→ Passage

Published March 08, 2013
Authorities trying to determine what caused a lion to maul and fatally attack a female intern volunteer at a private wild animal park in California say the 24-year-old died quickly of a broken neck.
Fresno County Coroner David Hadden says Dianna Hanson was already dead when the 550-pound lion was tossing her body about its enclosure shortly after the Wednesday afternoon attack.
But Hanson was apparently not inside the lion's cage; rather she was in a large play or exercise area. The lion escaped from its cage into that area where it fell upon her and killed her, Hadden tells Fox News.
Hadden says Hanson was cleaning an enclosure when investigators believe the lion may have used its paw to lift a partially opened door of a smaller cage, but the investigation continues.
Authorities said she was talking with a co-worker on the phone in the moments before she was killed. When the conversation ended abruptly and Hanson failed to call back, the co-worker became concerned.

→ Objective
List every expression in the lion attack report that contains a number written in digits. The records that follow have no connection to the lion attack report.

→ Recorded information
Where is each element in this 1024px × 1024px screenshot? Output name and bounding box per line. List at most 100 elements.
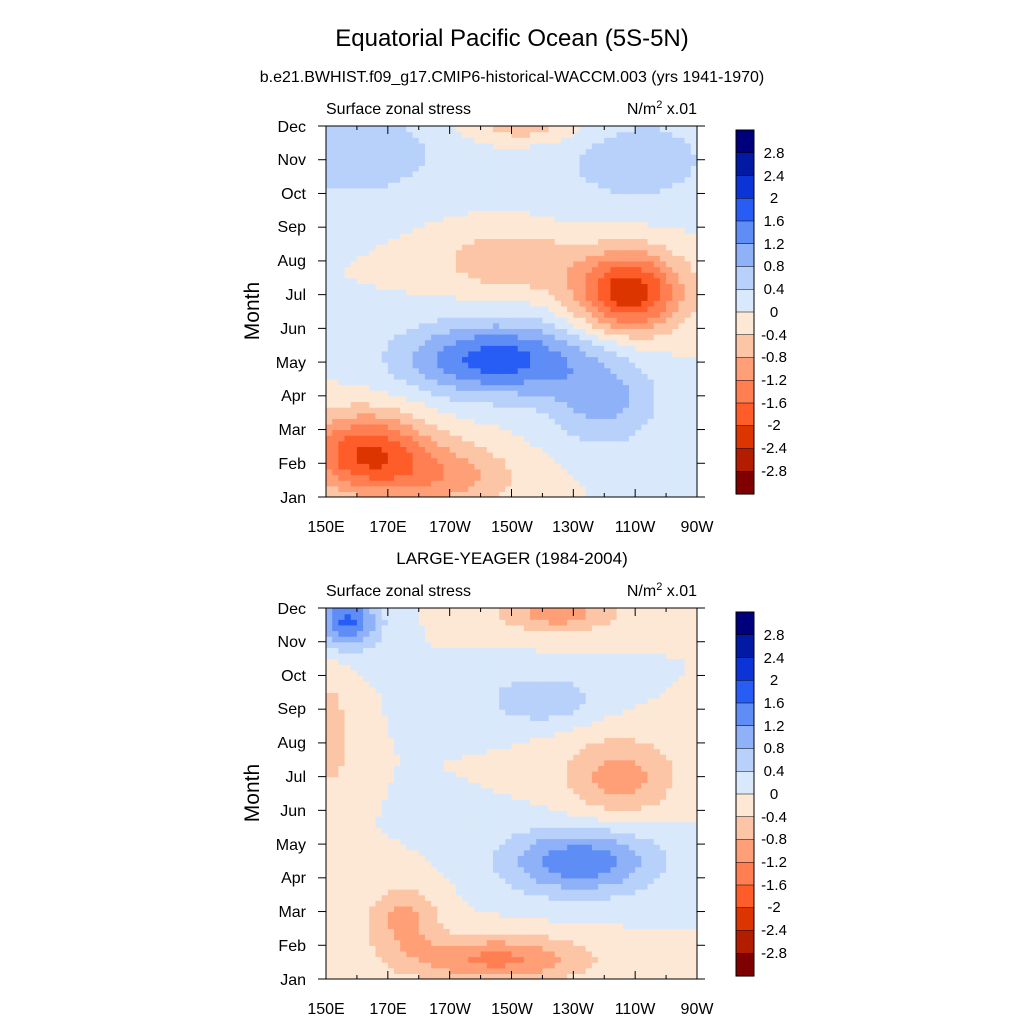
heatmap-cell: [363, 356, 370, 363]
heatmap-cell: [591, 917, 599, 924]
heatmap-cell: [332, 232, 339, 240]
heatmap-cell: [641, 928, 649, 935]
heatmap-cell: [480, 300, 488, 307]
heatmap-cell: [635, 148, 642, 155]
heatmap-cell: [387, 485, 395, 492]
heatmap-cell: [387, 945, 395, 952]
heatmap-cell: [468, 210, 475, 217]
heatmap-cell: [332, 154, 339, 161]
heatmap-cell: [591, 142, 599, 150]
heatmap-cell: [591, 244, 599, 251]
heatmap-cell: [369, 474, 377, 481]
heatmap-cell: [573, 328, 581, 335]
heatmap-cell: [356, 407, 364, 414]
heatmap-cell: [400, 485, 407, 492]
heatmap-cell: [554, 373, 562, 380]
heatmap-cell: [511, 193, 519, 200]
heatmap-cell: [647, 457, 655, 464]
heatmap-cell: [437, 962, 445, 969]
heatmap-cell: [332, 956, 339, 963]
heatmap-cell: [381, 446, 389, 453]
heatmap-cell: [431, 407, 438, 414]
heatmap-cell: [585, 305, 593, 313]
heatmap-cell: [350, 272, 358, 279]
heatmap-cell: [369, 922, 377, 930]
heatmap-cell: [610, 468, 618, 476]
heatmap-cell: [684, 945, 692, 952]
heatmap-cell: [573, 266, 581, 273]
heatmap-cell: [560, 260, 568, 268]
heatmap-cell: [394, 917, 401, 924]
heatmap-cell: [474, 333, 482, 341]
heatmap-cell: [641, 894, 649, 901]
heatmap-cell: [585, 407, 593, 414]
heatmap-cell: [406, 945, 414, 952]
heatmap-cell: [406, 333, 414, 341]
heatmap-cell: [443, 412, 451, 419]
heatmap-cell: [585, 199, 593, 206]
heatmap-cell: [598, 165, 605, 172]
heatmap-cell: [622, 345, 630, 352]
heatmap-cell: [666, 317, 673, 324]
heatmap-cell: [332, 255, 339, 262]
heatmap-cell: [462, 973, 469, 979]
heatmap-cell: [363, 373, 370, 380]
heatmap-cell: [554, 485, 562, 492]
heatmap-cell: [653, 182, 661, 189]
heatmap-cell: [505, 148, 513, 155]
heatmap-cell: [412, 962, 420, 969]
heatmap-cell: [499, 322, 506, 329]
heatmap-cell: [567, 429, 574, 436]
heatmap-cell: [387, 435, 395, 442]
heatmap-cell: [647, 221, 655, 228]
heatmap-cell: [437, 126, 445, 133]
heatmap-cell: [517, 401, 525, 408]
heatmap-cell: [598, 300, 605, 307]
heatmap-cell: [424, 446, 432, 453]
heatmap-cell: [412, 170, 420, 178]
heatmap-cell: [332, 350, 339, 358]
heatmap-cell: [381, 170, 389, 178]
heatmap-cell: [499, 165, 506, 172]
heatmap-cell: [672, 390, 680, 397]
heatmap-cell: [591, 446, 599, 453]
heatmap-cell: [536, 221, 544, 228]
heatmap-cell: [585, 457, 593, 464]
heatmap-cell: [591, 452, 599, 459]
heatmap-cell: [332, 373, 339, 380]
heatmap-cell: [443, 418, 451, 425]
heatmap-cell: [530, 170, 537, 178]
heatmap-cell: [363, 289, 370, 296]
heatmap-cell: [653, 311, 661, 318]
heatmap-cell: [610, 165, 618, 172]
heatmap-cell: [356, 328, 364, 335]
heatmap-cell: [505, 474, 513, 481]
heatmap-cell: [369, 390, 377, 397]
heatmap-cell: [604, 277, 612, 284]
heatmap-cell: [523, 395, 531, 403]
heatmap-cell: [344, 182, 352, 189]
heatmap-cell: [635, 300, 642, 307]
heatmap-cell: [542, 227, 550, 234]
heatmap-cell: [424, 452, 432, 459]
heatmap-cell: [437, 928, 445, 935]
heatmap-cell: [449, 277, 457, 284]
heatmap-cell: [394, 900, 401, 907]
heatmap-cell: [437, 232, 445, 240]
heatmap-cell: [406, 232, 414, 240]
heatmap-cell: [672, 260, 680, 268]
heatmap-cell: [542, 154, 550, 161]
heatmap-cell: [462, 367, 469, 374]
heatmap-cell: [338, 215, 346, 223]
heatmap-cell: [536, 227, 544, 234]
heatmap-cell: [523, 126, 531, 133]
heatmap-cell: [554, 446, 562, 453]
heatmap-cell: [554, 452, 562, 459]
heatmap-cell: [684, 491, 692, 497]
heatmap-cell: [548, 272, 556, 279]
heatmap-cell: [369, 126, 377, 133]
heatmap-cell: [499, 255, 506, 262]
heatmap-cell: [659, 170, 667, 178]
heatmap-cell: [647, 922, 655, 930]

→ Response below
March 08, 2013
24-year-old
550-pound